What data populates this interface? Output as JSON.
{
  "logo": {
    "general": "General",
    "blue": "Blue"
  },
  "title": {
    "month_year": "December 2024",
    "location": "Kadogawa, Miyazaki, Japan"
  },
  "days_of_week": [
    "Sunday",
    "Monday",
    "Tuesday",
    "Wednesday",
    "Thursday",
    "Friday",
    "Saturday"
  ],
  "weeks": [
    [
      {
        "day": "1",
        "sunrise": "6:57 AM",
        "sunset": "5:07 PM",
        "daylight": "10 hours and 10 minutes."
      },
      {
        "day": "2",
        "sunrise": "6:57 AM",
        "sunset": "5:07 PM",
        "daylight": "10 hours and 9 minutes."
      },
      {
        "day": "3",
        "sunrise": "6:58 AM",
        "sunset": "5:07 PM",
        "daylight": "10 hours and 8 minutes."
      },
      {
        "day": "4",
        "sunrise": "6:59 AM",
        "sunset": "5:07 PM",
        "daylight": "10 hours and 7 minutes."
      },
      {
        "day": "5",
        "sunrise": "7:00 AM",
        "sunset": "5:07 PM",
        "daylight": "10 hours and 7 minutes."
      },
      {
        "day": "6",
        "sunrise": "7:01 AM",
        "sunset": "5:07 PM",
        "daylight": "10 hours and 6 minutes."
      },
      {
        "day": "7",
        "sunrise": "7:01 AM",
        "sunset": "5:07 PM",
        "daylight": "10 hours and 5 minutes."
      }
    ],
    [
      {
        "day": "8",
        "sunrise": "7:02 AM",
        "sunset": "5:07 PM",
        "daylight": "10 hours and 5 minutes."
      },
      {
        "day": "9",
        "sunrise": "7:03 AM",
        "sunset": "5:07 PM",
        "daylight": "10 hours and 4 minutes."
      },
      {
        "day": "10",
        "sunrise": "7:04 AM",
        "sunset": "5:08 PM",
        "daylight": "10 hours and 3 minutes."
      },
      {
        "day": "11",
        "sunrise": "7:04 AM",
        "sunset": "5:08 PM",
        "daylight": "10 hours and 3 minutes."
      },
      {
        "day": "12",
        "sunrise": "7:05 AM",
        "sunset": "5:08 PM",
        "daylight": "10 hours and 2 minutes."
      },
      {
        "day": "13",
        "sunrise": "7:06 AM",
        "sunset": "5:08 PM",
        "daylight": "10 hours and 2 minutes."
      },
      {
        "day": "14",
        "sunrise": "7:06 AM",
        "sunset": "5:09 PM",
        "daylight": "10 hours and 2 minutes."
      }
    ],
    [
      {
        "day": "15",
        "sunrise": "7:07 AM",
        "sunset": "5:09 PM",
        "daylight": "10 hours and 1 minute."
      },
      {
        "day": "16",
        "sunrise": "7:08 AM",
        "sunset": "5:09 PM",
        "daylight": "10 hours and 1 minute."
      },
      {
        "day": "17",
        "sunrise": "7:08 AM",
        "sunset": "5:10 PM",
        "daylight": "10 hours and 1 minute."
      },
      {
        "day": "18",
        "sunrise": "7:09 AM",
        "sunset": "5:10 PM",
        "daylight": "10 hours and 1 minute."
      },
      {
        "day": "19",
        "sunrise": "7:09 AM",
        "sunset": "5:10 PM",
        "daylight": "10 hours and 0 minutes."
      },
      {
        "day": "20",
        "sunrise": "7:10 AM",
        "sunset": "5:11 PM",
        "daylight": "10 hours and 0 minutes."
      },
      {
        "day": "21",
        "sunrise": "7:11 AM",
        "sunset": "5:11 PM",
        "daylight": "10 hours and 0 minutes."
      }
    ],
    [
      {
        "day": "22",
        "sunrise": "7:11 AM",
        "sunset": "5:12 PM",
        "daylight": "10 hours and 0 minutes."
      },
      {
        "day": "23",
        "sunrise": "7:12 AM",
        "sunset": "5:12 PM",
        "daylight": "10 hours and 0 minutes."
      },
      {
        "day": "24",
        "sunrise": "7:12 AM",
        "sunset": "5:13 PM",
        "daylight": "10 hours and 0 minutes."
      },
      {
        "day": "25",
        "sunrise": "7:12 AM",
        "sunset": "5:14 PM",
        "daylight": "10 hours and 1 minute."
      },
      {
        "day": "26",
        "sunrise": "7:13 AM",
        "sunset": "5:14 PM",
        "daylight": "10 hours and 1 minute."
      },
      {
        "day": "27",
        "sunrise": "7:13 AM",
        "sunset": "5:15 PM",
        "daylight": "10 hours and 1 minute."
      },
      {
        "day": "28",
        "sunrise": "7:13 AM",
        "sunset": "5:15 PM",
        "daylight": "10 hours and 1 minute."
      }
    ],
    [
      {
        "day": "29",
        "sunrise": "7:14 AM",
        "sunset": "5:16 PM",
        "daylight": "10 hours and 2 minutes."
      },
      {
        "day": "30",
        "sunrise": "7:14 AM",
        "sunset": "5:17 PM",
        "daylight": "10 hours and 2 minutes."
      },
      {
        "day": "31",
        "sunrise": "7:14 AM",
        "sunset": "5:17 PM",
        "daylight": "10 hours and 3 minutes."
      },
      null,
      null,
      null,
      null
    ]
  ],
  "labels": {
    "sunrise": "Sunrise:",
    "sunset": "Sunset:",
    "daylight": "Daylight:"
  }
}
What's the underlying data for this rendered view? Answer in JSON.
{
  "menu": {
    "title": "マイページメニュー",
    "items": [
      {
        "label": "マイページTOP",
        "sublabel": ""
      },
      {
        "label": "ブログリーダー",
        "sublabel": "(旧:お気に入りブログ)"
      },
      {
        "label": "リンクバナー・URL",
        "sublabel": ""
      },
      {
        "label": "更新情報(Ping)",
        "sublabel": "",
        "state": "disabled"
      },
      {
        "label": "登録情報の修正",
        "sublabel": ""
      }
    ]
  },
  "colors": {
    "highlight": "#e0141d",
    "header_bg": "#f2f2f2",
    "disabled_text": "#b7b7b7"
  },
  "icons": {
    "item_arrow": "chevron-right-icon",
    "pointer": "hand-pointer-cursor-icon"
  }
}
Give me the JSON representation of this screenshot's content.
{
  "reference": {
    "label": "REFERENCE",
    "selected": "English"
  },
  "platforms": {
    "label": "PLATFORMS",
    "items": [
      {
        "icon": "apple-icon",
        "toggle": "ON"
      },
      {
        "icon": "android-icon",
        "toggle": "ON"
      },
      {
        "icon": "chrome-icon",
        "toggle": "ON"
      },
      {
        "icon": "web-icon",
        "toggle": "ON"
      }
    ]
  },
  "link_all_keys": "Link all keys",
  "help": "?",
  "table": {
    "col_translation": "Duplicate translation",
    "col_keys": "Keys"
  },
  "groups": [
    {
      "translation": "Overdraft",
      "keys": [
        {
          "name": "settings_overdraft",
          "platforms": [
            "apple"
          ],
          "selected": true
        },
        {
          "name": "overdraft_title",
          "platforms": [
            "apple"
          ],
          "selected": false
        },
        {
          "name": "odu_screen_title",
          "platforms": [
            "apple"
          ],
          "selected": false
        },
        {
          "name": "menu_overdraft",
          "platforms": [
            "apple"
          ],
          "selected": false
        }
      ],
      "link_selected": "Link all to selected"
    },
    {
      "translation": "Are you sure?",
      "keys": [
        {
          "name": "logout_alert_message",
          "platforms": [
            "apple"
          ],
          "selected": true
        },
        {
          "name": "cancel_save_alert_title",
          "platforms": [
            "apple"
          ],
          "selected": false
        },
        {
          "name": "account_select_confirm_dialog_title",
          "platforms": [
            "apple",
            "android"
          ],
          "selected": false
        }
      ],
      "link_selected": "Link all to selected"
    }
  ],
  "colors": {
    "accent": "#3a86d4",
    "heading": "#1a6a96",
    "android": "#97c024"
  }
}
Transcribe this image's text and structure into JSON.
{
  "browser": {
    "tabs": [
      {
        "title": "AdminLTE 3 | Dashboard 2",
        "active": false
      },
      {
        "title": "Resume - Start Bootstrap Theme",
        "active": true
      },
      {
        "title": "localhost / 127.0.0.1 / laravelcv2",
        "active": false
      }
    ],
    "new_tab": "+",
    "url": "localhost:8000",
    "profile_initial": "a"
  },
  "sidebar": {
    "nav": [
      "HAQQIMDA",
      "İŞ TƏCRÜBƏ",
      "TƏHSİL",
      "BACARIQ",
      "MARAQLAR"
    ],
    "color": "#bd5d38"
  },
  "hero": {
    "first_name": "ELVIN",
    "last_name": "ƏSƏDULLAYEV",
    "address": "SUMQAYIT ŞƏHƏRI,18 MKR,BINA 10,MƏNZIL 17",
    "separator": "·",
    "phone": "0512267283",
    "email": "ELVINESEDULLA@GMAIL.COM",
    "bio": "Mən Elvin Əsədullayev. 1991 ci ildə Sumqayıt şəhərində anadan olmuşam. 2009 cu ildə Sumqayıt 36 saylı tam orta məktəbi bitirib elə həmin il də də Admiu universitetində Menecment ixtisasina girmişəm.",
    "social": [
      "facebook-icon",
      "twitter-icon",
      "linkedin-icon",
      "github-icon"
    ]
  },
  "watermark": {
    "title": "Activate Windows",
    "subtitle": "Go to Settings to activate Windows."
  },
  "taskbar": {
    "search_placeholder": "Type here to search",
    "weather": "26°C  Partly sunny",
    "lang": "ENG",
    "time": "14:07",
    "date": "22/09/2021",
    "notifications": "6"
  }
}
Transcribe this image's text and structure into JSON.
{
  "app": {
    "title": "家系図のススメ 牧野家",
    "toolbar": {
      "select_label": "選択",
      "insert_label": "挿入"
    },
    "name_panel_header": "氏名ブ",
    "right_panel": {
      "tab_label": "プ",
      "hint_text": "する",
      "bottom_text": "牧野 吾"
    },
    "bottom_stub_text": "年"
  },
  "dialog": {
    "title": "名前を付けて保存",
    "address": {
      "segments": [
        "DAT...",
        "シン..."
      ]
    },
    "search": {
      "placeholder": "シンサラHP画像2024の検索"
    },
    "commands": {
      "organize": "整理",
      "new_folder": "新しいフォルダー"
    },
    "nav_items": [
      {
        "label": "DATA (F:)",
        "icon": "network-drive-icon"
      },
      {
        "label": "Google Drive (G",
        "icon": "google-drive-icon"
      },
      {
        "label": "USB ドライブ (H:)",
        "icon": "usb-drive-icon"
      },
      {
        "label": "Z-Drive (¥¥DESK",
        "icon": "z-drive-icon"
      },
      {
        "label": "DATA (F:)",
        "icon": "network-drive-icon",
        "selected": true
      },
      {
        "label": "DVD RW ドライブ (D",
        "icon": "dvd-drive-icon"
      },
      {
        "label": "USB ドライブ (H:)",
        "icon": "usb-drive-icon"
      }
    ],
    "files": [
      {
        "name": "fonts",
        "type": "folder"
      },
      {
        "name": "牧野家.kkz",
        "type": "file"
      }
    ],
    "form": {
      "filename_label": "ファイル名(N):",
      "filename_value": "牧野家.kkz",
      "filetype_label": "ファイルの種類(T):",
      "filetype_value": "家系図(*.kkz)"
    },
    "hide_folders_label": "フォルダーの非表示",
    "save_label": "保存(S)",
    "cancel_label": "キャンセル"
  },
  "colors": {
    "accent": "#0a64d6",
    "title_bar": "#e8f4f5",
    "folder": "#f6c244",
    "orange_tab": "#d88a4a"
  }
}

## Aim of the task
Only the number is needed here: how many lines of the records contain "this"?

## Solved exercise
5